● What you will do:
All of the records below should be output exactly.

● Available data:
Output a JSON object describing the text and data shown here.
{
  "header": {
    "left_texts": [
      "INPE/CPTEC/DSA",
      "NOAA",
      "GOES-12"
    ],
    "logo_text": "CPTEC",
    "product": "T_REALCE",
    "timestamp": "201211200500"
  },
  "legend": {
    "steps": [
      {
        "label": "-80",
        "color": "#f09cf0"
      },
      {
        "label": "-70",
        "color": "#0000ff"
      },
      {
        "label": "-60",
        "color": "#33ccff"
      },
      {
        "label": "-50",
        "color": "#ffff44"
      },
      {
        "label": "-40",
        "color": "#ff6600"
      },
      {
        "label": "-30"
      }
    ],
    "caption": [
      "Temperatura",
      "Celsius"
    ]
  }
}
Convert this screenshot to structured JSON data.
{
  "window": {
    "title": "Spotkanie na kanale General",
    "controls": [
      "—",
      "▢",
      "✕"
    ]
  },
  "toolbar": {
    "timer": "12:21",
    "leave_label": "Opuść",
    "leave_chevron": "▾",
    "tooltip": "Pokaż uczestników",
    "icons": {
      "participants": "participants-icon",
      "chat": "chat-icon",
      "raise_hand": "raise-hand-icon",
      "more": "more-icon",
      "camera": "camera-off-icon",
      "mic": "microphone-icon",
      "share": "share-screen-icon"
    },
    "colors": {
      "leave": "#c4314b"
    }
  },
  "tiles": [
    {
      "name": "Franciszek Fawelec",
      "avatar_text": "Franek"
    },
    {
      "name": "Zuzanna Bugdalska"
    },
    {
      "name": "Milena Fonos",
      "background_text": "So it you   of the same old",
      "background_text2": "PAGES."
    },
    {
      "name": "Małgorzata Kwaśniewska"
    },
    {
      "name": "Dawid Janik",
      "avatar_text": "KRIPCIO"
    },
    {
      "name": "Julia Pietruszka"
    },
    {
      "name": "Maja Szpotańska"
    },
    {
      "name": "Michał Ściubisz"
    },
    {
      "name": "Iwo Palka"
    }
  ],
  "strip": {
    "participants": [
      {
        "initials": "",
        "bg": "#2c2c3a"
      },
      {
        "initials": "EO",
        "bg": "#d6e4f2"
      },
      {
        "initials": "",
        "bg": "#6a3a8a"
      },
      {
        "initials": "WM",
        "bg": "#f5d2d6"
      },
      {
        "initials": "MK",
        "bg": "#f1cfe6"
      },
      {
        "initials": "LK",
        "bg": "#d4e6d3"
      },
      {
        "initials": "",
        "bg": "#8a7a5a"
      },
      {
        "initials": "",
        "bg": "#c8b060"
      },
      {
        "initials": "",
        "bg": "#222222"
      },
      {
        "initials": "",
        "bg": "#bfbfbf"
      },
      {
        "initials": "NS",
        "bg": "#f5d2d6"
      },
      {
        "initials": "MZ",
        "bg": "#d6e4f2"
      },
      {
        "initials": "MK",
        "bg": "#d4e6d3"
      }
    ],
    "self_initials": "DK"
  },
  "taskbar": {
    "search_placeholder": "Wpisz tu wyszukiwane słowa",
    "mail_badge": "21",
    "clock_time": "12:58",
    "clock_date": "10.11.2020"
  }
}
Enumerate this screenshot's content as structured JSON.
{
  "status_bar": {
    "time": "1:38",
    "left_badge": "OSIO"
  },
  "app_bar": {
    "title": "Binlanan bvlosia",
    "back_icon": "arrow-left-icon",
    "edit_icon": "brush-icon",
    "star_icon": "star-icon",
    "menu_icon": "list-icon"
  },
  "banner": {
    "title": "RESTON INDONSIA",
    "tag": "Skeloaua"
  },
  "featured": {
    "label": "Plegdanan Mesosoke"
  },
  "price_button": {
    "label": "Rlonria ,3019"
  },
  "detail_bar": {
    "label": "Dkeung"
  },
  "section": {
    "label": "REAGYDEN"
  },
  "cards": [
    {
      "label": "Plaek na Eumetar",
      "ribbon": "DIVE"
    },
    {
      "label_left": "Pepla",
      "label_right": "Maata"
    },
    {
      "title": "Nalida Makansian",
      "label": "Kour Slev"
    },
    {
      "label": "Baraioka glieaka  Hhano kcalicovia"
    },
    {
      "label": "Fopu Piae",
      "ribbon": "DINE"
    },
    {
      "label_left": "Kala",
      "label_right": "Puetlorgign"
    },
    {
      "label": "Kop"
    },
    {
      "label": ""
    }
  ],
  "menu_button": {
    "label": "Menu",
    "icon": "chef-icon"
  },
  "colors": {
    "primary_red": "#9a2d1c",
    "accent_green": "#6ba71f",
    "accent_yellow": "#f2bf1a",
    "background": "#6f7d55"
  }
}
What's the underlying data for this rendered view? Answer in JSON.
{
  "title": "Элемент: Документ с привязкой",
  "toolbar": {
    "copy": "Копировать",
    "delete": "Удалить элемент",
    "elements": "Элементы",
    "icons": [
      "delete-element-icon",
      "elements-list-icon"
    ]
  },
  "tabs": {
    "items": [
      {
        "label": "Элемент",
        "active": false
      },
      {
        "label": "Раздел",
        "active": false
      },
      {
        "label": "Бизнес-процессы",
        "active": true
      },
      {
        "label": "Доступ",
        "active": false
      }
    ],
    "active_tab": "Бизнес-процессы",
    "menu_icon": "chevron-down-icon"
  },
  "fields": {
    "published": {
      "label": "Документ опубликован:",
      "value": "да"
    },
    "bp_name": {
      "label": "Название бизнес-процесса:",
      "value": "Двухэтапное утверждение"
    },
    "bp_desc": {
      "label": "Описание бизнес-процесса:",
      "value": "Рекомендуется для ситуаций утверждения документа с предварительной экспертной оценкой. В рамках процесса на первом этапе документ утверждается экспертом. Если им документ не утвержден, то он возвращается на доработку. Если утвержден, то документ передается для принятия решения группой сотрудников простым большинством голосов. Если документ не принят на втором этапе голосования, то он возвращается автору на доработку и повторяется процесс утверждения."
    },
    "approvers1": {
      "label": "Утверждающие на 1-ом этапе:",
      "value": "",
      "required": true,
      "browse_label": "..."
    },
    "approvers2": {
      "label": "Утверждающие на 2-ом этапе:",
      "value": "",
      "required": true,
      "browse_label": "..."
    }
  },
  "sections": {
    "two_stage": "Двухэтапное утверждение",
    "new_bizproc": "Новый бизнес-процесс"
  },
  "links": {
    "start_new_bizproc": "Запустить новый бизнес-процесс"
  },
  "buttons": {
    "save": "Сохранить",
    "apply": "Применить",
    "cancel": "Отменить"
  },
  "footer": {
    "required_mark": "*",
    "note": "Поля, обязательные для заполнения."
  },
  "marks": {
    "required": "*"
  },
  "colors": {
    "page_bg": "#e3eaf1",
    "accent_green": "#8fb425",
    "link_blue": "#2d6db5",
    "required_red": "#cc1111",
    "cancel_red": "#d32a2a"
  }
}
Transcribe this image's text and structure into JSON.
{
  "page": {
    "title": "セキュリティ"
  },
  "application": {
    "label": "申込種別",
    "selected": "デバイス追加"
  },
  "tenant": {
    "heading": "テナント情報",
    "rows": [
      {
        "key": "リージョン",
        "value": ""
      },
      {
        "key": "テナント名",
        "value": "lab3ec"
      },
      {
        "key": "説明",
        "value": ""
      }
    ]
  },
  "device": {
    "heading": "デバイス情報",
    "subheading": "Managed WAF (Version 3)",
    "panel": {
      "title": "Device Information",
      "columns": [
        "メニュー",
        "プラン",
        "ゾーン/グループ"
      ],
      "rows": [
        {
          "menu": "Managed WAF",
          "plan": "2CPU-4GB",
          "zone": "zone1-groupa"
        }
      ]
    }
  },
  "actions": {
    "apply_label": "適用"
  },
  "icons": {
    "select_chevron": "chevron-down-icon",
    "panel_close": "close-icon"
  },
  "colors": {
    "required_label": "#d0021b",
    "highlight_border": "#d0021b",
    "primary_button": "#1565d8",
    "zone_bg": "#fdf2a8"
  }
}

● Solution below:
Output a JSON object describing the text and data shown here.
{
  "header": {
    "left_texts": [
      "INPE/CPTEC/DSA",
      "NOAA",
      "GOES-12"
    ],
    "logo_text": "CPTEC",
    "product": "T_REALCE",
    "timestamp": "201211200500"
  },
  "legend": {
    "steps": [
      {
        "label": "-80",
        "color": "#f09cf0"
      },
      {
        "label": "-70",
        "color": "#0000ff"
      },
      {
        "label": "-60",
        "color": "#33ccff"
      },
      {
        "label": "-50",
        "color": "#ffff44"
      },
      {
        "label": "-40",
        "color": "#ff6600"
      },
      {
        "label": "-30"
      }
    ],
    "caption": [
      "Temperatura",
      "Celsius"
    ]
  }
}
Convert this screenshot to structured JSON data.
{
  "window": {
    "title": "Spotkanie na kanale General",
    "controls": [
      "—",
      "▢",
      "✕"
    ]
  },
  "toolbar": {
    "timer": "12:21",
    "leave_label": "Opuść",
    "leave_chevron": "▾",
    "tooltip": "Pokaż uczestników",
    "icons": {
      "participants": "participants-icon",
      "chat": "chat-icon",
      "raise_hand": "raise-hand-icon",
      "more": "more-icon",
      "camera": "camera-off-icon",
      "mic": "microphone-icon",
      "share": "share-screen-icon"
    },
    "colors": {
      "leave": "#c4314b"
    }
  },
  "tiles": [
    {
      "name": "Franciszek Fawelec",
      "avatar_text": "Franek"
    },
    {
      "name": "Zuzanna Bugdalska"
    },
    {
      "name": "Milena Fonos",
      "background_text": "So it you   of the same old",
      "background_text2": "PAGES."
    },
    {
      "name": "Małgorzata Kwaśniewska"
    },
    {
      "name": "Dawid Janik",
      "avatar_text": "KRIPCIO"
    },
    {
      "name": "Julia Pietruszka"
    },
    {
      "name": "Maja Szpotańska"
    },
    {
      "name": "Michał Ściubisz"
    },
    {
      "name": "Iwo Palka"
    }
  ],
  "strip": {
    "participants": [
      {
        "initials": "",
        "bg": "#2c2c3a"
      },
      {
        "initials": "EO",
        "bg": "#d6e4f2"
      },
      {
        "initials": "",
        "bg": "#6a3a8a"
      },
      {
        "initials": "WM",
        "bg": "#f5d2d6"
      },
      {
        "initials": "MK",
        "bg": "#f1cfe6"
      },
      {
        "initials": "LK",
        "bg": "#d4e6d3"
      },
      {
        "initials": "",
        "bg": "#8a7a5a"
      },
      {
        "initials": "",
        "bg": "#c8b060"
      },
      {
        "initials": "",
        "bg": "#222222"
      },
      {
        "initials": "",
        "bg": "#bfbfbf"
      },
      {
        "initials": "NS",
        "bg": "#f5d2d6"
      },
      {
        "initials": "MZ",
        "bg": "#d6e4f2"
      },
      {
        "initials": "MK",
        "bg": "#d4e6d3"
      }
    ],
    "self_initials": "DK"
  },
  "taskbar": {
    "search_placeholder": "Wpisz tu wyszukiwane słowa",
    "mail_badge": "21",
    "clock_time": "12:58",
    "clock_date": "10.11.2020"
  }
}
Enumerate this screenshot's content as structured JSON.
{
  "status_bar": {
    "time": "1:38",
    "left_badge": "OSIO"
  },
  "app_bar": {
    "title": "Binlanan bvlosia",
    "back_icon": "arrow-left-icon",
    "edit_icon": "brush-icon",
    "star_icon": "star-icon",
    "menu_icon": "list-icon"
  },
  "banner": {
    "title": "RESTON INDONSIA",
    "tag": "Skeloaua"
  },
  "featured": {
    "label": "Plegdanan Mesosoke"
  },
  "price_button": {
    "label": "Rlonria ,3019"
  },
  "detail_bar": {
    "label": "Dkeung"
  },
  "section": {
    "label": "REAGYDEN"
  },
  "cards": [
    {
      "label": "Plaek na Eumetar",
      "ribbon": "DIVE"
    },
    {
      "label_left": "Pepla",
      "label_right": "Maata"
    },
    {
      "title": "Nalida Makansian",
      "label": "Kour Slev"
    },
    {
      "label": "Baraioka glieaka  Hhano kcalicovia"
    },
    {
      "label": "Fopu Piae",
      "ribbon": "DINE"
    },
    {
      "label_left": "Kala",
      "label_right": "Puetlorgign"
    },
    {
      "label": "Kop"
    },
    {
      "label": ""
    }
  ],
  "menu_button": {
    "label": "Menu",
    "icon": "chef-icon"
  },
  "colors": {
    "primary_red": "#9a2d1c",
    "accent_green": "#6ba71f",
    "accent_yellow": "#f2bf1a",
    "background": "#6f7d55"
  }
}
What's the underlying data for this rendered view? Answer in JSON.
{
  "title": "Элемент: Документ с привязкой",
  "toolbar": {
    "copy": "Копировать",
    "delete": "Удалить элемент",
    "elements": "Элементы",
    "icons": [
      "delete-element-icon",
      "elements-list-icon"
    ]
  },
  "tabs": {
    "items": [
      {
        "label": "Элемент",
        "active": false
      },
      {
        "label": "Раздел",
        "active": false
      },
      {
        "label": "Бизнес-процессы",
        "active": true
      },
      {
        "label": "Доступ",
        "active": false
      }
    ],
    "active_tab": "Бизнес-процессы",
    "menu_icon": "chevron-down-icon"
  },
  "fields": {
    "published": {
      "label": "Документ опубликован:",
      "value": "да"
    },
    "bp_name": {
      "label": "Название бизнес-процесса:",
      "value": "Двухэтапное утверждение"
    },
    "bp_desc": {
      "label": "Описание бизнес-процесса:",
      "value": "Рекомендуется для ситуаций утверждения документа с предварительной экспертной оценкой. В рамках процесса на первом этапе документ утверждается экспертом. Если им документ не утвержден, то он возвращается на доработку. Если утвержден, то документ передается для принятия решения группой сотрудников простым большинством голосов. Если документ не принят на втором этапе голосования, то он возвращается автору на доработку и повторяется процесс утверждения."
    },
    "approvers1": {
      "label": "Утверждающие на 1-ом этапе:",
      "value": "",
      "required": true,
      "browse_label": "..."
    },
    "approvers2": {
      "label": "Утверждающие на 2-ом этапе:",
      "value": "",
      "required": true,
      "browse_label": "..."
    }
  },
  "sections": {
    "two_stage": "Двухэтапное утверждение",
    "new_bizproc": "Новый бизнес-процесс"
  },
  "links": {
    "start_new_bizproc": "Запустить новый бизнес-процесс"
  },
  "buttons": {
    "save": "Сохранить",
    "apply": "Применить",
    "cancel": "Отменить"
  },
  "footer": {
    "required_mark": "*",
    "note": "Поля, обязательные для заполнения."
  },
  "marks": {
    "required": "*"
  },
  "colors": {
    "page_bg": "#e3eaf1",
    "accent_green": "#8fb425",
    "link_blue": "#2d6db5",
    "required_red": "#cc1111",
    "cancel_red": "#d32a2a"
  }
}
Transcribe this image's text and structure into JSON.
{
  "page": {
    "title": "セキュリティ"
  },
  "application": {
    "label": "申込種別",
    "selected": "デバイス追加"
  },
  "tenant": {
    "heading": "テナント情報",
    "rows": [
      {
        "key": "リージョン",
        "value": ""
      },
      {
        "key": "テナント名",
        "value": "lab3ec"
      },
      {
        "key": "説明",
        "value": ""
      }
    ]
  },
  "device": {
    "heading": "デバイス情報",
    "subheading": "Managed WAF (Version 3)",
    "panel": {
      "title": "Device Information",
      "columns": [
        "メニュー",
        "プラン",
        "ゾーン/グループ"
      ],
      "rows": [
        {
          "menu": "Managed WAF",
          "plan": "2CPU-4GB",
          "zone": "zone1-groupa"
        }
      ]
    }
  },
  "actions": {
    "apply_label": "適用"
  },
  "icons": {
    "select_chevron": "chevron-down-icon",
    "panel_close": "close-icon"
  },
  "colors": {
    "required_label": "#d0021b",
    "highlight_border": "#d0021b",
    "primary_button": "#1565d8",
    "zone_bg": "#fdf2a8"
  }
}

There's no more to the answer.